What you have to do: Please filter the data below, keeping only the lines that contain the string "legend". Case counts.

Data in this exercise:
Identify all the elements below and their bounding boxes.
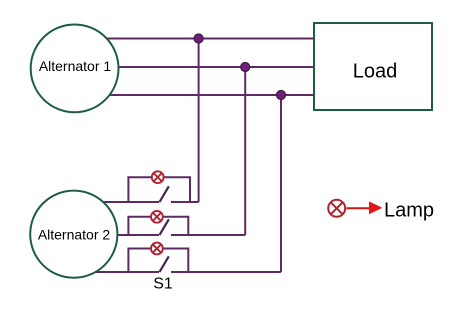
wire: row 1 main left segment from alternator 2 — [74, 201, 159, 203]
wire: lamp branch loop row 2 — [128, 217, 188, 235]
lamp L2 (row 2) — [151, 211, 163, 223]
legend lamp symbol — [328, 200, 345, 217]
load box — [314, 23, 432, 110]
svg-text:Alternator 1: Alternator 1 — [39, 58, 112, 74]
wire: row 2 main left segment from alternator 2 — [74, 234, 159, 236]
wire: vertical drop A from node 1 to switch row 1 — [198, 39, 200, 203]
lamp L3 (row 3) — [151, 243, 163, 255]
wire: vertical drop C from node 3 to switch row 3 — [280, 95, 282, 272]
svg-text:Lamp: Lamp — [384, 200, 434, 222]
wire: vertical drop B from node 2 to switch row 2 — [244, 67, 246, 235]
wire: row 1 main right segment — [171, 201, 199, 203]
wire: row 2 main right segment — [171, 234, 245, 236]
switch S1 blade row 2 — [160, 219, 169, 235]
wire: alternator 1 line 2 to Load — [75, 66, 314, 68]
wire: row 3 main right segment — [171, 271, 281, 273]
wire: lamp branch loop row 3 — [128, 249, 188, 273]
wire: lamp branch loop row 1 — [128, 177, 190, 202]
alternator 1 circle — [31, 25, 119, 113]
alternator 2 circle — [30, 191, 117, 278]
switch S1 blade row 1 — [160, 186, 169, 202]
svg-text:Alternator 2: Alternator 2 — [38, 227, 111, 243]
lamp L1 (row 1) — [152, 171, 164, 183]
legend arrow — [347, 207, 370, 209]
node A junction dot — [194, 34, 203, 43]
wire: alternator 1 line 1 to Load — [75, 38, 314, 40]
svg-text:S1: S1 — [153, 275, 173, 292]
switch S1 blade row 3 — [160, 256, 169, 272]
wire: alternator 1 line 3 to Load — [75, 94, 314, 96]
node B junction dot — [241, 62, 250, 71]
legend arrowhead — [369, 201, 382, 214]
node C junction dot — [276, 90, 285, 99]
svg-text:Load: Load — [353, 60, 398, 82]
wire: row 3 main left segment from alternator 2 — [74, 271, 159, 273]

Written answer:
legend lamp symbol — [328, 200, 345, 217]
legend arrow — [347, 207, 370, 209]
legend arrowhead — [369, 201, 382, 214]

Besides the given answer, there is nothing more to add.